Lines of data
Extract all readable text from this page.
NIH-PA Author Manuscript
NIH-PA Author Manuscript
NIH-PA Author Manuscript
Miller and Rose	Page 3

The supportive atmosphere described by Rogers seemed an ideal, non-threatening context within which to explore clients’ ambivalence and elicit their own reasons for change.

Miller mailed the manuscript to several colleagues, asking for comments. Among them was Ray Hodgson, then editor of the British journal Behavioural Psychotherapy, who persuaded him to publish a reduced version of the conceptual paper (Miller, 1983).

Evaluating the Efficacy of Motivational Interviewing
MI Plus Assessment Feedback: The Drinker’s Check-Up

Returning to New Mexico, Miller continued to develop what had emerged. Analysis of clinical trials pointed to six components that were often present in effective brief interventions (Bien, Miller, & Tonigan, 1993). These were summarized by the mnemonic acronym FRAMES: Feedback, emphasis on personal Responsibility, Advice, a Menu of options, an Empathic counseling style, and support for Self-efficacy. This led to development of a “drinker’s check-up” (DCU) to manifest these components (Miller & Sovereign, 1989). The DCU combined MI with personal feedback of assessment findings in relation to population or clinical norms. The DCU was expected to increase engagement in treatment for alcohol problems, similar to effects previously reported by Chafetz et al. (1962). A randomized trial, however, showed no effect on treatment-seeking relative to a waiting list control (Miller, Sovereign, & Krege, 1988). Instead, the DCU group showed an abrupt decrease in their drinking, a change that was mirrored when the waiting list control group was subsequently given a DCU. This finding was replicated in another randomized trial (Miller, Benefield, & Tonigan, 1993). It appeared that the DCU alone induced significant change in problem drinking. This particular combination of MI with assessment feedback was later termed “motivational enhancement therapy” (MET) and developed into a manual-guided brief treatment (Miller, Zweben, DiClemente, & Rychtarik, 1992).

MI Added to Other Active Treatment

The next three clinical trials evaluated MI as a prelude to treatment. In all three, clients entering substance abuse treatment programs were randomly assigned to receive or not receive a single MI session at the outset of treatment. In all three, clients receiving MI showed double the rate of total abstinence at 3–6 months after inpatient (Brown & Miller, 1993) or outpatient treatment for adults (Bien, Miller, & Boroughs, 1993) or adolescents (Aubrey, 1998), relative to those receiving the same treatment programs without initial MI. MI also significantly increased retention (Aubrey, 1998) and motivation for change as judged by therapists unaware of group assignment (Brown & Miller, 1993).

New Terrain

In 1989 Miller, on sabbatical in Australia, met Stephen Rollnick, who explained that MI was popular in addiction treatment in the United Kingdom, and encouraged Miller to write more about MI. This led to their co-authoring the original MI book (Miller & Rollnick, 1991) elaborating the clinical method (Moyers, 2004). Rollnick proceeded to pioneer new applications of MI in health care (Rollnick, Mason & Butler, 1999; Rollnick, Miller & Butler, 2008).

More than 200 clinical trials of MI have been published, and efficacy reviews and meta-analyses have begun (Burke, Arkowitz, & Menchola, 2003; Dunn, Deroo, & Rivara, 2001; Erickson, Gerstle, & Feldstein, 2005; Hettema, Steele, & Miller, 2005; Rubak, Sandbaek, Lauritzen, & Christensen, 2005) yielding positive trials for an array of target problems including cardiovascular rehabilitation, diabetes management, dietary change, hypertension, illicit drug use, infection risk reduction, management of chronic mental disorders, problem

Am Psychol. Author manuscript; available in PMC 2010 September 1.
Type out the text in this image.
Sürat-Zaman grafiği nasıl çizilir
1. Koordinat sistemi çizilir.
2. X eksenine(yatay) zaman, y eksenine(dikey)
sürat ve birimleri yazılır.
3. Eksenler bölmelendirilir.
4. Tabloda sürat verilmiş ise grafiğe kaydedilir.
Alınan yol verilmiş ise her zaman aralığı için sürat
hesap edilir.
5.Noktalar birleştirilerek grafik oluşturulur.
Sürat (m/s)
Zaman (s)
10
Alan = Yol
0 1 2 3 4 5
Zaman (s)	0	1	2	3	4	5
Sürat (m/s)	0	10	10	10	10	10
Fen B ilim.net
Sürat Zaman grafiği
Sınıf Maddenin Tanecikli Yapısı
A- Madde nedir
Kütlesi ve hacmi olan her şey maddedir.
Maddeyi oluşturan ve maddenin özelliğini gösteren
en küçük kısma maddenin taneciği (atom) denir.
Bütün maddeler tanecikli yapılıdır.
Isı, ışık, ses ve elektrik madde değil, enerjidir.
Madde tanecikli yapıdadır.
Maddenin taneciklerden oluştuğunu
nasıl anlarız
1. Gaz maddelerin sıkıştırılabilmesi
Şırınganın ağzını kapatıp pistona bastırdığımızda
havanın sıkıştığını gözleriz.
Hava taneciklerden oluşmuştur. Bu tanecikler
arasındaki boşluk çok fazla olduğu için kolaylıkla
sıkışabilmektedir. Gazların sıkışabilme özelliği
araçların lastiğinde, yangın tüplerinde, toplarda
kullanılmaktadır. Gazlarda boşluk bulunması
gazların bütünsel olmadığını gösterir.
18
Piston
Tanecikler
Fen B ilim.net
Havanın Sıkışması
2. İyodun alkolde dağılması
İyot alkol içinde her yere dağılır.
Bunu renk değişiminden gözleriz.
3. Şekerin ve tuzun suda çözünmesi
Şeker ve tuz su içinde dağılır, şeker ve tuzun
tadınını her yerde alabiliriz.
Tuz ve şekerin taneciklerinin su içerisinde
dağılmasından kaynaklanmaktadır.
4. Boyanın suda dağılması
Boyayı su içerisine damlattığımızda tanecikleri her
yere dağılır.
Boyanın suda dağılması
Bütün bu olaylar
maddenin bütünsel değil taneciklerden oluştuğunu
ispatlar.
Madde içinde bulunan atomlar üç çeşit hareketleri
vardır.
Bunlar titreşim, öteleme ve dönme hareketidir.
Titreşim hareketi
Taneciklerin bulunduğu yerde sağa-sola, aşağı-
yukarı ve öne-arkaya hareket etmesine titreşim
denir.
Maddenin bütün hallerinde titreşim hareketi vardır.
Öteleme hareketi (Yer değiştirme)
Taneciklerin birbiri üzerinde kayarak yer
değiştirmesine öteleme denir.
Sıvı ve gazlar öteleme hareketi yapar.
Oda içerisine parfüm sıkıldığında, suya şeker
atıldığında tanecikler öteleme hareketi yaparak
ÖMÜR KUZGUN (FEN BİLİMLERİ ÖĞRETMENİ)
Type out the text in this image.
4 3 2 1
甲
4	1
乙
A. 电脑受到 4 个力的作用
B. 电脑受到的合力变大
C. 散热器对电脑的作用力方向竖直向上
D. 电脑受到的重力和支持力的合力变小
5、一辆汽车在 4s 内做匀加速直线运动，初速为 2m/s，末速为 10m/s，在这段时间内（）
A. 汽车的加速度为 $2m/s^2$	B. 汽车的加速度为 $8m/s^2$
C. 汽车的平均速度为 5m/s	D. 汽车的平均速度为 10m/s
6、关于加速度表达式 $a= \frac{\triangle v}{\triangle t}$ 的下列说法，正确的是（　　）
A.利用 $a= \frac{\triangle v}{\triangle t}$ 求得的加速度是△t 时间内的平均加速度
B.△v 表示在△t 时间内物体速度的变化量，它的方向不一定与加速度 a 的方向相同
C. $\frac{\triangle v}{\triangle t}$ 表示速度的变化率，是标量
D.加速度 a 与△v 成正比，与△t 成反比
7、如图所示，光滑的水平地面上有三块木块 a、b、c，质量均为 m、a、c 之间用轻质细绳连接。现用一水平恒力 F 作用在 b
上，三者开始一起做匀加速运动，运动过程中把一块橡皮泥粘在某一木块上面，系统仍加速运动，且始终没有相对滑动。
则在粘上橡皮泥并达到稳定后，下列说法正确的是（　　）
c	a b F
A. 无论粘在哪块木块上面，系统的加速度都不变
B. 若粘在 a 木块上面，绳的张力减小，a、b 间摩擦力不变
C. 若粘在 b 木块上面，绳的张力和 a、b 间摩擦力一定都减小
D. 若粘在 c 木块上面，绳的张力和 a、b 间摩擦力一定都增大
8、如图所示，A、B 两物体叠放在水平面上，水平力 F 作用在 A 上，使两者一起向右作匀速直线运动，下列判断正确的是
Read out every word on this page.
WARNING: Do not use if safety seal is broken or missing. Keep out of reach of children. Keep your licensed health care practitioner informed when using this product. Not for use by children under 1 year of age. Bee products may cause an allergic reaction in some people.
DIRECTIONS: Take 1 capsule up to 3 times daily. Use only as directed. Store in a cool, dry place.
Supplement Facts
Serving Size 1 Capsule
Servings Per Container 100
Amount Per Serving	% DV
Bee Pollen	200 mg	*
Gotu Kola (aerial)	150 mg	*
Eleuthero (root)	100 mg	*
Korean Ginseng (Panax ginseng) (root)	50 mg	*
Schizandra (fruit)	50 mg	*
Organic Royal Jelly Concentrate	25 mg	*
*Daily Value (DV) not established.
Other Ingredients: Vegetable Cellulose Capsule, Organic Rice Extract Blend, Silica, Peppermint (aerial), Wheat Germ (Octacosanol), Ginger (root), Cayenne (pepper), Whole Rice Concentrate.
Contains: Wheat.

### TASK DESCRIPTION
Pull out every line in the material above where "dağılır" occurs.

### RESPONSE FOR THIS EXERCISE
İyot alkol içinde her yere dağılır.
Şeker ve tuz su içinde dağılır, şeker ve tuzun
yere dağılır.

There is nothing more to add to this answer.